▶ **What is needed**: Do not copy the pictures; transcribe all other material exactly.

▶ **Stored records**:
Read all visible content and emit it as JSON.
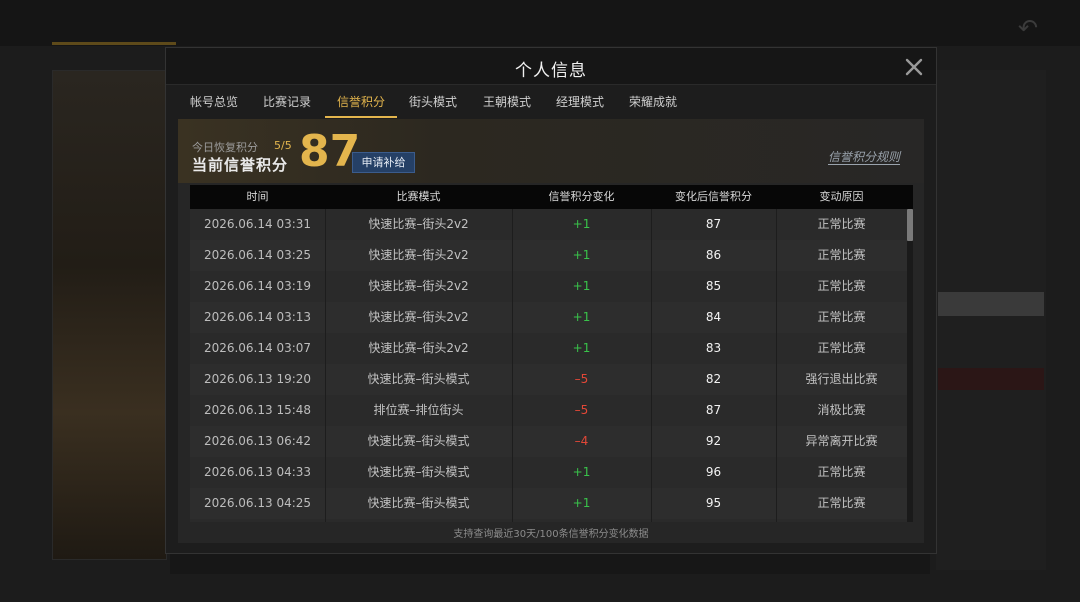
{
  "modal": {
    "title": "个人信息",
    "tabs": [
      {
        "label": "帐号总览",
        "active": false
      },
      {
        "label": "比赛记录",
        "active": false
      },
      {
        "label": "信誉积分",
        "active": true
      },
      {
        "label": "街头模式",
        "active": false
      },
      {
        "label": "王朝模式",
        "active": false
      },
      {
        "label": "经理模式",
        "active": false
      },
      {
        "label": "荣耀成就",
        "active": false
      }
    ]
  },
  "summary": {
    "recover_label": "今日恢复积分",
    "recover_count": "5/5",
    "current_label": "当前信誉积分",
    "current_score": "87",
    "apply_button": "申请补给",
    "rules_link": "信誉积分规则"
  },
  "table": {
    "headers": [
      "时间",
      "比赛模式",
      "信誉积分变化",
      "变化后信誉积分",
      "变动原因"
    ],
    "rows": [
      {
        "time": "2026.06.14  03:31",
        "mode": "快速比赛–街头2v2",
        "delta": "+1",
        "after": "87",
        "reason": "正常比赛"
      },
      {
        "time": "2026.06.14  03:25",
        "mode": "快速比赛–街头2v2",
        "delta": "+1",
        "after": "86",
        "reason": "正常比赛"
      },
      {
        "time": "2026.06.14  03:19",
        "mode": "快速比赛–街头2v2",
        "delta": "+1",
        "after": "85",
        "reason": "正常比赛"
      },
      {
        "time": "2026.06.14  03:13",
        "mode": "快速比赛–街头2v2",
        "delta": "+1",
        "after": "84",
        "reason": "正常比赛"
      },
      {
        "time": "2026.06.14  03:07",
        "mode": "快速比赛–街头2v2",
        "delta": "+1",
        "after": "83",
        "reason": "正常比赛"
      },
      {
        "time": "2026.06.13  19:20",
        "mode": "快速比赛–街头模式",
        "delta": "–5",
        "after": "82",
        "reason": "强行退出比赛"
      },
      {
        "time": "2026.06.13  15:48",
        "mode": "排位赛–排位街头",
        "delta": "–5",
        "after": "87",
        "reason": "消极比赛"
      },
      {
        "time": "2026.06.13  06:42",
        "mode": "快速比赛–街头模式",
        "delta": "–4",
        "after": "92",
        "reason": "异常离开比赛"
      },
      {
        "time": "2026.06.13  04:33",
        "mode": "快速比赛–街头模式",
        "delta": "+1",
        "after": "96",
        "reason": "正常比赛"
      },
      {
        "time": "2026.06.13  04:25",
        "mode": "快速比赛–街头模式",
        "delta": "+1",
        "after": "95",
        "reason": "正常比赛"
      }
    ],
    "footer_note": "支持查询最近30天/100条信誉积分变化数据"
  },
  "colors": {
    "accent_gold": "#e3b54d",
    "positive": "#39c24a",
    "negative": "#e24737",
    "apply_button_bg": "#254066"
  },
  "icons": {
    "close": "close-icon"
  }
}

▶ **Answer for this exercise**:
Read all visible content and emit it as JSON.
{
  "modal": {
    "title": "个人信息",
    "tabs": [
      {
        "label": "帐号总览",
        "active": false
      },
      {
        "label": "比赛记录",
        "active": false
      },
      {
        "label": "信誉积分",
        "active": true
      },
      {
        "label": "街头模式",
        "active": false
      },
      {
        "label": "王朝模式",
        "active": false
      },
      {
        "label": "经理模式",
        "active": false
      },
      {
        "label": "荣耀成就",
        "active": false
      }
    ]
  },
  "summary": {
    "recover_label": "今日恢复积分",
    "recover_count": "5/5",
    "current_label": "当前信誉积分",
    "current_score": "87",
    "apply_button": "申请补给",
    "rules_link": "信誉积分规则"
  },
  "table": {
    "headers": [
      "时间",
      "比赛模式",
      "信誉积分变化",
      "变化后信誉积分",
      "变动原因"
    ],
    "rows": [
      {
        "time": "2026.06.14  03:31",
        "mode": "快速比赛–街头2v2",
        "delta": "+1",
        "after": "87",
        "reason": "正常比赛"
      },
      {
        "time": "2026.06.14  03:25",
        "mode": "快速比赛–街头2v2",
        "delta": "+1",
        "after": "86",
        "reason": "正常比赛"
      },
      {
        "time": "2026.06.14  03:19",
        "mode": "快速比赛–街头2v2",
        "delta": "+1",
        "after": "85",
        "reason": "正常比赛"
      },
      {
        "time": "2026.06.14  03:13",
        "mode": "快速比赛–街头2v2",
        "delta": "+1",
        "after": "84",
        "reason": "正常比赛"
      },
      {
        "time": "2026.06.14  03:07",
        "mode": "快速比赛–街头2v2",
        "delta": "+1",
        "after": "83",
        "reason": "正常比赛"
      },
      {
        "time": "2026.06.13  19:20",
        "mode": "快速比赛–街头模式",
        "delta": "–5",
        "after": "82",
        "reason": "强行退出比赛"
      },
      {
        "time": "2026.06.13  15:48",
        "mode": "排位赛–排位街头",
        "delta": "–5",
        "after": "87",
        "reason": "消极比赛"
      },
      {
        "time": "2026.06.13  06:42",
        "mode": "快速比赛–街头模式",
        "delta": "–4",
        "after": "92",
        "reason": "异常离开比赛"
      },
      {
        "time": "2026.06.13  04:33",
        "mode": "快速比赛–街头模式",
        "delta": "+1",
        "after": "96",
        "reason": "正常比赛"
      },
      {
        "time": "2026.06.13  04:25",
        "mode": "快速比赛–街头模式",
        "delta": "+1",
        "after": "95",
        "reason": "正常比赛"
      }
    ],
    "footer_note": "支持查询最近30天/100条信誉积分变化数据"
  },
  "colors": {
    "accent_gold": "#e3b54d",
    "positive": "#39c24a",
    "negative": "#e24737",
    "apply_button_bg": "#254066"
  },
  "icons": {
    "close": "close-icon"
  }
}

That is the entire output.